WHAT TO DO: Copy the following lines without alteration, starting with the line that contains "callout-redisplay-table: Redisplay table" and ending with the line that contains "node-producer: Producer xyxy=(96,253,226,386)", both included.

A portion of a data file
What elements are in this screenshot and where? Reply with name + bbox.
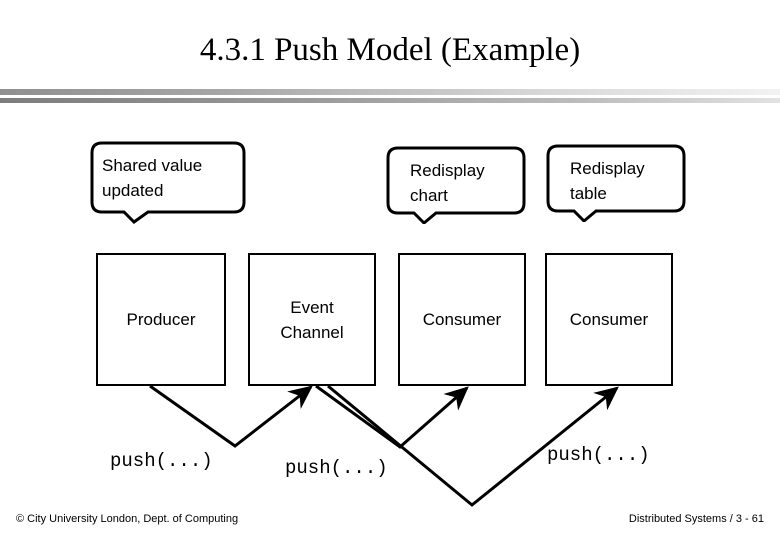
callout-redisplay-table: Redisplay table xyxy=(546,144,686,222)
code-label-push-channel-1: push(...) xyxy=(285,457,388,479)
footer-copyright: © City University London, Dept. of Compu… xyxy=(16,513,239,525)
callout-shared-value-updated: Shared value updated xyxy=(90,141,246,224)
callout-text-block: Redisplay chart xyxy=(386,146,526,224)
node-line-1: Producer xyxy=(126,310,196,329)
node-line-2: Channel xyxy=(280,322,344,342)
node-line-1: Consumer xyxy=(422,310,502,329)
callout-line-2: table xyxy=(570,184,607,203)
node-event-channel: Event Channel xyxy=(248,253,376,386)
callout-text-block: Redisplay table xyxy=(546,144,686,222)
node-line-1: Consumer xyxy=(569,310,649,329)
push-model-diagram: Shared value updated Redisplay chart Red… xyxy=(0,0,780,540)
callout-line-1: Redisplay xyxy=(410,161,485,180)
code-label-push-producer: push(...) xyxy=(110,450,213,472)
node-producer: Producer xyxy=(96,253,226,386)
callout-text-block: Shared value updated xyxy=(90,141,246,224)
footer-course-reference: Distributed Systems / 3 - 61 xyxy=(628,513,764,525)
node-label-block: Consumer xyxy=(570,307,648,332)
slide-canvas: 4.3.1 Push Model (Example) Shared value … xyxy=(0,0,780,540)
callout-line-1: Redisplay xyxy=(570,159,645,178)
callout-line-1: Shared value xyxy=(102,156,203,175)
node-label-block: Producer xyxy=(127,307,196,332)
arrow-producer-to-event-channel xyxy=(149,384,313,448)
node-line-1: Event xyxy=(290,297,334,317)
callout-redisplay-chart: Redisplay chart xyxy=(386,146,526,224)
callout-line-2: chart xyxy=(410,186,448,205)
code-label-push-channel-2: push(...) xyxy=(547,444,650,466)
node-consumer-1: Consumer xyxy=(398,253,526,386)
node-label-block: Consumer xyxy=(423,307,501,332)
node-label-block: Event Channel xyxy=(280,295,343,345)
callout-line-2: updated xyxy=(102,181,164,200)
node-consumer-2: Consumer xyxy=(545,253,673,386)
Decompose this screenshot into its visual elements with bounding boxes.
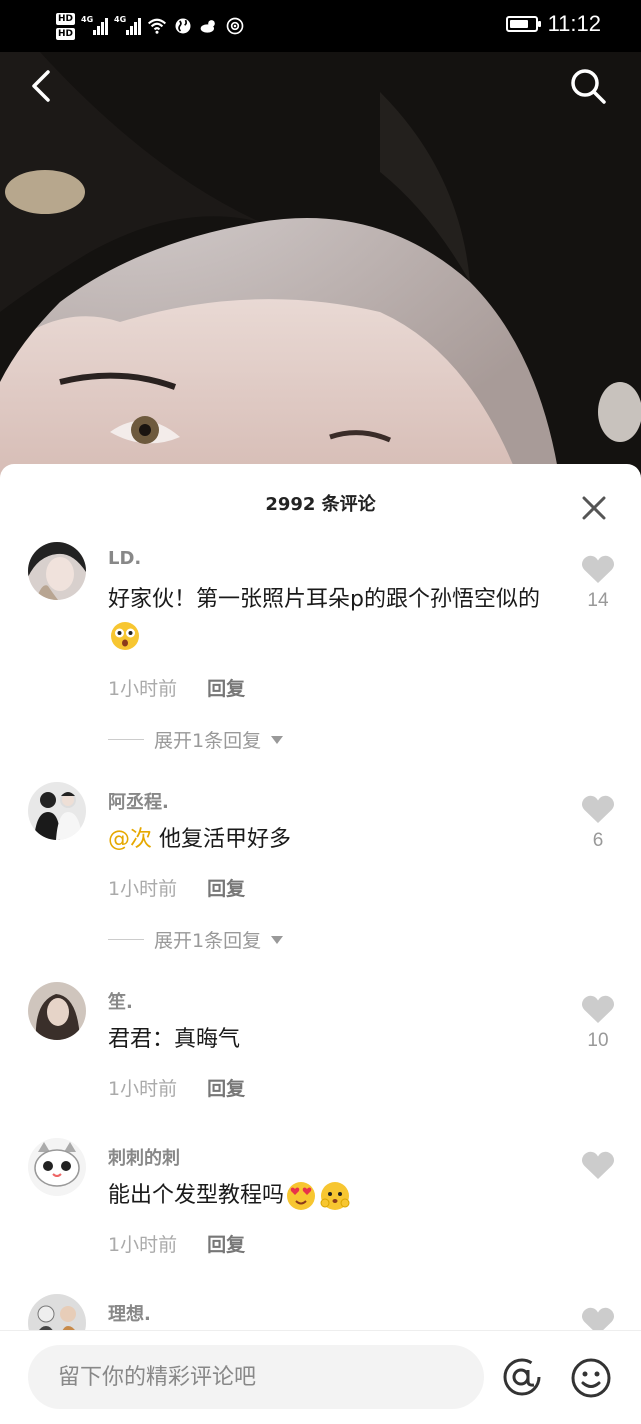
clock: 11:12 [547, 11, 601, 36]
reply-button[interactable]: 回复 [207, 874, 245, 901]
post-photo[interactable] [0, 52, 641, 482]
reply-button[interactable]: 回复 [207, 674, 245, 701]
comment-time: 1小时前 [108, 1078, 178, 1100]
expand-replies-label: 展开1条回复 [154, 730, 262, 752]
comment-input-bar [0, 1330, 641, 1424]
status-bar: HD HD 4G 4G 11:12 [0, 0, 641, 52]
avatar[interactable] [28, 782, 86, 840]
heart-icon [581, 995, 615, 1023]
smiley-icon[interactable] [570, 1357, 612, 1399]
username[interactable]: 刺刺的刺 [108, 1144, 180, 1170]
battery-icon [505, 16, 541, 32]
username[interactable]: 理想. [108, 1300, 151, 1326]
like-count: 6 [592, 830, 604, 851]
caret-down-icon [271, 735, 284, 744]
username[interactable]: 笙. [108, 988, 133, 1014]
heart-icon [581, 555, 615, 583]
like-button[interactable]: 14 [578, 554, 618, 612]
mention-link[interactable]: @次 [108, 827, 152, 852]
like-button[interactable] [578, 1150, 618, 1186]
avatar[interactable] [28, 982, 86, 1040]
like-button[interactable]: 6 [578, 794, 618, 852]
like-button[interactable]: 10 [578, 994, 618, 1052]
like-count: 10 [587, 1030, 609, 1051]
at-icon[interactable] [500, 1355, 544, 1399]
close-button[interactable] [578, 492, 610, 524]
avatar[interactable] [28, 1138, 86, 1196]
wifi-icon [147, 18, 167, 34]
signal-2-icon: 4G [114, 15, 142, 35]
back-button[interactable] [22, 64, 66, 108]
globe-icon [175, 18, 191, 34]
comments-sheet: 2992 条评论 LD. 好家伙！第一张照片耳朵p的跟个孙悟空似的 1小时前 回… [0, 464, 641, 1424]
comment-text: @次 他复活甲好多 [108, 827, 292, 852]
caret-down-icon [271, 935, 284, 944]
signal-1-icon: 4G [81, 15, 109, 35]
comment-text: 能出个发型教程吗 [108, 1178, 558, 1214]
heart-icon [581, 1151, 615, 1179]
comment-text: 君君：真晦气 [108, 1027, 241, 1052]
comment-time: 1小时前 [108, 678, 178, 700]
heart-icon [581, 795, 615, 823]
shy-emoji-icon [320, 1182, 350, 1210]
astonished-emoji-icon [111, 622, 139, 650]
location-icon [226, 17, 244, 35]
search-button[interactable] [566, 64, 610, 108]
hd-badge-2: HD [56, 27, 76, 40]
expand-replies-button[interactable]: 展开1条回复 [108, 726, 284, 753]
comment-time: 1小时前 [108, 1234, 178, 1256]
hd-badge-1: HD [56, 12, 76, 25]
expand-replies-button[interactable]: 展开1条回复 [108, 926, 284, 953]
avatar[interactable] [28, 542, 86, 600]
like-count: 14 [587, 590, 609, 611]
heart-eyes-emoji-icon [287, 1182, 316, 1210]
weather-icon [200, 20, 215, 33]
reply-button[interactable]: 回复 [207, 1074, 245, 1101]
username[interactable]: 阿丞程. [108, 788, 169, 814]
reply-button[interactable]: 回复 [207, 1230, 245, 1257]
comment-time: 1小时前 [108, 878, 178, 900]
comment-text: 好家伙！第一张照片耳朵p的跟个孙悟空似的 [108, 582, 558, 654]
comment-input[interactable] [28, 1345, 484, 1409]
expand-replies-label: 展开1条回复 [154, 930, 262, 952]
photo-illustration [0, 52, 641, 482]
comments-count-title: 2992 条评论 [265, 494, 376, 515]
username[interactable]: LD. [108, 548, 141, 569]
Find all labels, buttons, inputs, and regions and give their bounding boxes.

EXERCISE ANSWER:
callout-redisplay-table: Redisplay table xyxy=(546,144,686,222)
code-label-push-channel-1: push(...) xyxy=(285,457,388,479)
footer-copyright: © City University London, Dept. of Compu… xyxy=(16,513,239,525)
callout-shared-value-updated: Shared value updated xyxy=(90,141,246,224)
callout-text-block: Redisplay chart xyxy=(386,146,526,224)
node-line-1: Producer xyxy=(126,310,196,329)
node-line-2: Channel xyxy=(280,322,344,342)
node-line-1: Consumer xyxy=(422,310,502,329)
callout-line-2: table xyxy=(570,184,607,203)
node-event-channel: Event Channel xyxy=(248,253,376,386)
callout-text-block: Redisplay table xyxy=(546,144,686,222)
node-line-1: Consumer xyxy=(569,310,649,329)
push-model-diagram: Shared value updated Redisplay chart Red… xyxy=(0,0,780,540)
callout-line-1: Redisplay xyxy=(410,161,485,180)
code-label-push-producer: push(...) xyxy=(110,450,213,472)
node-producer: Producer xyxy=(96,253,226,386)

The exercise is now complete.